PROBLEM TO SOLVE: How many lines in the records below contain the word "Cationic"? Answer with the number alone.

DATA EXCERPTS:
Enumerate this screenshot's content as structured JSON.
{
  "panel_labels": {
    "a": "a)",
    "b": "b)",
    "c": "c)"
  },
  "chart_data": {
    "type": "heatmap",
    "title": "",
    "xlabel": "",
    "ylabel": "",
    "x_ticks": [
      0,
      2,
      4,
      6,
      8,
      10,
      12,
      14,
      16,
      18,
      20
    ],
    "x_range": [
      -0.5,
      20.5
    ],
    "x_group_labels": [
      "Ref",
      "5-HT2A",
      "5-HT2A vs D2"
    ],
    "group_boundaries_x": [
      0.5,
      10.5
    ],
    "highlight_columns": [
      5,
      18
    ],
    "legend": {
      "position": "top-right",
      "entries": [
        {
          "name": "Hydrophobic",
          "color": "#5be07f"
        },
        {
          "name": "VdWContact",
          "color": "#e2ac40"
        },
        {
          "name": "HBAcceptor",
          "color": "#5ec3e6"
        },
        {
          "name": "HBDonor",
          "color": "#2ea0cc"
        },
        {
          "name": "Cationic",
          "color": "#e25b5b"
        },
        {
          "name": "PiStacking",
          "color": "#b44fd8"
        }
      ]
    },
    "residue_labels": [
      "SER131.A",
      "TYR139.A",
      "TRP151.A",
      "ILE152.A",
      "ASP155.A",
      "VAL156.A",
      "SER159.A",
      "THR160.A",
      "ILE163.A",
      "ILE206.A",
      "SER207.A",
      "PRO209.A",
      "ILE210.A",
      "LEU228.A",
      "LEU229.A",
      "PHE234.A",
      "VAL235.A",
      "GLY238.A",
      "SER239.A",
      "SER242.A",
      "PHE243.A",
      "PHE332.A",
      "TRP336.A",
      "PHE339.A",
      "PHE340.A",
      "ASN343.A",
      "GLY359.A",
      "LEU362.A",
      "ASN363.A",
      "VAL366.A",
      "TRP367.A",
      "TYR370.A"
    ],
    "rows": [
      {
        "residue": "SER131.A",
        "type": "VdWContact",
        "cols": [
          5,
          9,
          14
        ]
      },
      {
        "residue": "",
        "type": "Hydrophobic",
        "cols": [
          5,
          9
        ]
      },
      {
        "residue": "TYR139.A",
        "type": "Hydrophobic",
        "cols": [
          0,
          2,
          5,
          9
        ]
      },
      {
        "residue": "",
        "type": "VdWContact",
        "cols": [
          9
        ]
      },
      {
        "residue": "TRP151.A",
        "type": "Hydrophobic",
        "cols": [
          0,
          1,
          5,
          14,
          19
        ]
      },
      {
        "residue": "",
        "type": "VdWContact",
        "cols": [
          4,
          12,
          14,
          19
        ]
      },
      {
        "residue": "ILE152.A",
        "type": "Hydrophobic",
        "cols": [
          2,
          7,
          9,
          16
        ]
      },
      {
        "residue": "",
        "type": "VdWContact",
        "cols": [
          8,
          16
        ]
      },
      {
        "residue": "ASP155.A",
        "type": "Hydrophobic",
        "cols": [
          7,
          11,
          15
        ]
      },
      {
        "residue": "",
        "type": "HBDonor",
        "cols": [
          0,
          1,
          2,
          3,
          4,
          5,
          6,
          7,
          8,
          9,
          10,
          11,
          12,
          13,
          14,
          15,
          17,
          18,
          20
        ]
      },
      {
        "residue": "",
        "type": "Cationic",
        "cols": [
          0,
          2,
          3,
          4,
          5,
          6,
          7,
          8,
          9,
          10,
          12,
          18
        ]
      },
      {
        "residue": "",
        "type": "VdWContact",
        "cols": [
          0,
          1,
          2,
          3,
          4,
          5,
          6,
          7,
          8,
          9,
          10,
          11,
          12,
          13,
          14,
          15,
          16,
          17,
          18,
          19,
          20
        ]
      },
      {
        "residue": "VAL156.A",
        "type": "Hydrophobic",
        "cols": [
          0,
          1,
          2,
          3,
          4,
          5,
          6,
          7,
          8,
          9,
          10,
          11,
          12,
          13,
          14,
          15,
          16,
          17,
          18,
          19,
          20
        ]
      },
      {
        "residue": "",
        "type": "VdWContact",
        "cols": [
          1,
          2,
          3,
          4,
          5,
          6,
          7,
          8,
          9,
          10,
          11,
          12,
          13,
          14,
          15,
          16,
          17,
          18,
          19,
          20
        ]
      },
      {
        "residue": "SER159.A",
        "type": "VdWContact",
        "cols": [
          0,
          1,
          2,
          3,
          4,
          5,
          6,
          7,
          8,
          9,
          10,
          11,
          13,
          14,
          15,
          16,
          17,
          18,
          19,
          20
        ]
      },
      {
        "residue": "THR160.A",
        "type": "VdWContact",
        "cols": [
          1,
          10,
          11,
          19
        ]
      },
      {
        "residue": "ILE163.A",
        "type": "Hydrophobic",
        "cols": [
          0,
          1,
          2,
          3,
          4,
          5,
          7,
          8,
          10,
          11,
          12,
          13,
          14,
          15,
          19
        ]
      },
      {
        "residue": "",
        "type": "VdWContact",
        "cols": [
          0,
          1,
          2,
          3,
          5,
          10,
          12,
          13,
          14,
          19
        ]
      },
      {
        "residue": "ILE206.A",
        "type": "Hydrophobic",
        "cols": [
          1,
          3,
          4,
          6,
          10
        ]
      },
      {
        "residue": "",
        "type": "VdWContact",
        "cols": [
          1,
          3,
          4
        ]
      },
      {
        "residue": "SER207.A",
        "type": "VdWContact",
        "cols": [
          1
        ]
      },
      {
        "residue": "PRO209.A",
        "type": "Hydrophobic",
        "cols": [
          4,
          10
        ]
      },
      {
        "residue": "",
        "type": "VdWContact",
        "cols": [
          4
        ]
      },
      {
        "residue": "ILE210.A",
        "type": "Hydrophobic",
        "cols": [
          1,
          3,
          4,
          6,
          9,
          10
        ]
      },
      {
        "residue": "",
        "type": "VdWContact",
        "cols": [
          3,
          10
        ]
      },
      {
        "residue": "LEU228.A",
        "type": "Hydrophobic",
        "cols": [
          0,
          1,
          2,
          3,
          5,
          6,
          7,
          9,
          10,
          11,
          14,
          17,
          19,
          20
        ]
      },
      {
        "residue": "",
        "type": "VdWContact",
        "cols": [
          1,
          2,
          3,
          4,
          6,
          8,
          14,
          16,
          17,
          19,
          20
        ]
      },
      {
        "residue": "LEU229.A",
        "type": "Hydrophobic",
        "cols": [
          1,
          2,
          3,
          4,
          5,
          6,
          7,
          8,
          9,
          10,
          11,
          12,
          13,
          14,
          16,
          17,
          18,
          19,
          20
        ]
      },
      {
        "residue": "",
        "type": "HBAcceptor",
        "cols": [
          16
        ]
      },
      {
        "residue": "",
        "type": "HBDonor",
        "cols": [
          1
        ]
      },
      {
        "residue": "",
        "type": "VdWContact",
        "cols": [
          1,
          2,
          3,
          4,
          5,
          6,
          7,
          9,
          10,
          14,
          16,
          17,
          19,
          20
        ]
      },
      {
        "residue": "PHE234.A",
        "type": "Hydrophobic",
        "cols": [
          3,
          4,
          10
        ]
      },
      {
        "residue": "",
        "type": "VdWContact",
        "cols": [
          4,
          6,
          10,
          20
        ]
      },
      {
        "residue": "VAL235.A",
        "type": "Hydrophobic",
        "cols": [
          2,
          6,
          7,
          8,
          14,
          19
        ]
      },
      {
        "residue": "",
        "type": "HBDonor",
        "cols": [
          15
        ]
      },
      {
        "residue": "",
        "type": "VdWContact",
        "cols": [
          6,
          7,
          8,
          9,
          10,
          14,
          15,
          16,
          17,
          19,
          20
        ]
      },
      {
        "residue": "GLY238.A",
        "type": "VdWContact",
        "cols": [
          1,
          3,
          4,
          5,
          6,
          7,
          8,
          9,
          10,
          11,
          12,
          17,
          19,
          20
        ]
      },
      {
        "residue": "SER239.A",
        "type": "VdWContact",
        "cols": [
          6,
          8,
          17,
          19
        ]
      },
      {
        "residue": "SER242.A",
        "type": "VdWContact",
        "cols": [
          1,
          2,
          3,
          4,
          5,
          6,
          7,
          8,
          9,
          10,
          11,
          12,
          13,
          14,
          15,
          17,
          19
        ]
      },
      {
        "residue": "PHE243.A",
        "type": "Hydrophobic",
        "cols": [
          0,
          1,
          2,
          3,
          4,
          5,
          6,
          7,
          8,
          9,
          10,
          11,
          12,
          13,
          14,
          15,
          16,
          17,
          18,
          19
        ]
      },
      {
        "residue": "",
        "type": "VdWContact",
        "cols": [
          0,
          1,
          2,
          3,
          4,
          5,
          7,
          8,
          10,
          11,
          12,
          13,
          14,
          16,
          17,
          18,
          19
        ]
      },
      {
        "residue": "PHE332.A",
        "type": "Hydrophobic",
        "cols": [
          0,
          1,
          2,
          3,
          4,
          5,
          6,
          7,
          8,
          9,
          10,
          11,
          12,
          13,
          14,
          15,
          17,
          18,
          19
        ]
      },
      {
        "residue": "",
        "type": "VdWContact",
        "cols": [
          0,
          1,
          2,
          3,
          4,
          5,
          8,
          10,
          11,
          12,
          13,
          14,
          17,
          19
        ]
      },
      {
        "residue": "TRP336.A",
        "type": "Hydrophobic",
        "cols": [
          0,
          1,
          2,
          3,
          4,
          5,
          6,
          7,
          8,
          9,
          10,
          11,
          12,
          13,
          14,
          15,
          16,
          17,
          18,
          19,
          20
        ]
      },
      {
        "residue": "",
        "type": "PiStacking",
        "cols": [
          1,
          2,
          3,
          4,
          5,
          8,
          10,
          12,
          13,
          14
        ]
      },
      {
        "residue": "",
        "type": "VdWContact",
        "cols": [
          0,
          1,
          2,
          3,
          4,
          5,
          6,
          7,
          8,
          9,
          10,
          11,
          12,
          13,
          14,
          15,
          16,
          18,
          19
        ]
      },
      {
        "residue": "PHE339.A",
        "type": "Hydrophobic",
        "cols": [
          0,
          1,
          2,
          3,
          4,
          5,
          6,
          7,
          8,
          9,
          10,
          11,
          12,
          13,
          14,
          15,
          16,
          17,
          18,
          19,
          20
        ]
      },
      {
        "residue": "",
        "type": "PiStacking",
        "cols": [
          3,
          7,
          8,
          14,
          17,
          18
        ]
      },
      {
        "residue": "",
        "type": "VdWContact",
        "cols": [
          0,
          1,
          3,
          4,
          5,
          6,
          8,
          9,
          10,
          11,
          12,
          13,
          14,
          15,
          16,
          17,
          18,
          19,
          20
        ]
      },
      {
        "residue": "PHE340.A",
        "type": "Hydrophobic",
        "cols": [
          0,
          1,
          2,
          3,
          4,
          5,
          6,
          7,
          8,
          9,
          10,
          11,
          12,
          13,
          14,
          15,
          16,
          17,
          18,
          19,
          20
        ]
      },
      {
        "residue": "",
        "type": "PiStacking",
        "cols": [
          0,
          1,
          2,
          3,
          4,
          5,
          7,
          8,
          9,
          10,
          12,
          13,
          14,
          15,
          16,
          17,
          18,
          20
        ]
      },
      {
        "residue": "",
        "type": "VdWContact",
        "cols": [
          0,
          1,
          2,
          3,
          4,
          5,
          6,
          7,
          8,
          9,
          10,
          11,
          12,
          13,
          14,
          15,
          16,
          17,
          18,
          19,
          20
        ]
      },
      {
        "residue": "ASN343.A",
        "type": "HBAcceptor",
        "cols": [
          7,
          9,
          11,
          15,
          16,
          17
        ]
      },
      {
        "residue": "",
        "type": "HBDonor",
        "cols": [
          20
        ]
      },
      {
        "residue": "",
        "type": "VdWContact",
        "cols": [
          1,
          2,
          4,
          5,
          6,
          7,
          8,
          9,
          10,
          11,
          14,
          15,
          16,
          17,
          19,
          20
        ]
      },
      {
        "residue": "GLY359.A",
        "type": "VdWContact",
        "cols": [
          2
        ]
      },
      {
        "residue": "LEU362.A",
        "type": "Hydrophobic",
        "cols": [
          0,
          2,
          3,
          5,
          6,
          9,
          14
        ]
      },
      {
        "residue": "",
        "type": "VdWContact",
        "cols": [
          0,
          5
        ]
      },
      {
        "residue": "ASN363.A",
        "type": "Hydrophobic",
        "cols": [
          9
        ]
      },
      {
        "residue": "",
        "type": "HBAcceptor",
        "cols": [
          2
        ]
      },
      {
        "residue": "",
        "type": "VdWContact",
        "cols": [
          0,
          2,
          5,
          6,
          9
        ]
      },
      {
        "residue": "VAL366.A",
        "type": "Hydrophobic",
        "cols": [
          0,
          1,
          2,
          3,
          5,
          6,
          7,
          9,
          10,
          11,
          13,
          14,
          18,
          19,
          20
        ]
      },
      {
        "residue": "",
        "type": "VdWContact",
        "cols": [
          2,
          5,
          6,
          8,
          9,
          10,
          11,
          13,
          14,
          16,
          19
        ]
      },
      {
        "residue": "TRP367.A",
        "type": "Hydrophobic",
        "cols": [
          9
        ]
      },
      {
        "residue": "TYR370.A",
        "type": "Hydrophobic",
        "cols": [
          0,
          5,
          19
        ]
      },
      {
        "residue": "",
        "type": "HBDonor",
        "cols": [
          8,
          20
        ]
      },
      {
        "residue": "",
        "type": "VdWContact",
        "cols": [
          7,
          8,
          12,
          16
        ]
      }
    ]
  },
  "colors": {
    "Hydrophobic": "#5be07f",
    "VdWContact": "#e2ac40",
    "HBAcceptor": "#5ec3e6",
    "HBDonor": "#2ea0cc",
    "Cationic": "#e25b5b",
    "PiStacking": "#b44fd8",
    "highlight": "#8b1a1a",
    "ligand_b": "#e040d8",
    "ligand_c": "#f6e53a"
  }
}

EXERCISE OUTPUT: 3